* [TASK GOAL]: Would you transcribe all of the data exactly, down to the last character?

──────── SUPPLIED ENTRIES

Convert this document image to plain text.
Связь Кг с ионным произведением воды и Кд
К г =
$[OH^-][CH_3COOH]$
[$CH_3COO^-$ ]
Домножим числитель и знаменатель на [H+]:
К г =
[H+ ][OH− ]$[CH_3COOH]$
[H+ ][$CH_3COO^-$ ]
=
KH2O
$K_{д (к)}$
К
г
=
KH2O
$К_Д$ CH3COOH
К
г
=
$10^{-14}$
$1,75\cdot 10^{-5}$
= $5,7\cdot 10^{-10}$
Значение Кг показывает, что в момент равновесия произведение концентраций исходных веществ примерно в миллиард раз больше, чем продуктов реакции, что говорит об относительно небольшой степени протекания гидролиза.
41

────────────────

* [FINISHED ANSWER]:
Convert this document image to plain text.
Связь Кг с ионным произведением воды и Кд
К г =
$[OH^-][CH_3COOH]$
[$CH_3COO^-$ ]
Домножим числитель и знаменатель на [H+]:
К г =
[H+ ][OH− ]$[CH_3COOH]$
[H+ ][$CH_3COO^-$ ]
=
KH2O
$K_{д (к)}$
К
г
=
KH2O
$К_Д$ CH3COOH
К
г
=
$10^{-14}$
$1,75\cdot 10^{-5}$
= $5,7\cdot 10^{-10}$
Значение Кг показывает, что в момент равновесия произведение концентраций исходных веществ примерно в миллиард раз больше, чем продуктов реакции, что говорит об относительно небольшой степени протекания гидролиза.
41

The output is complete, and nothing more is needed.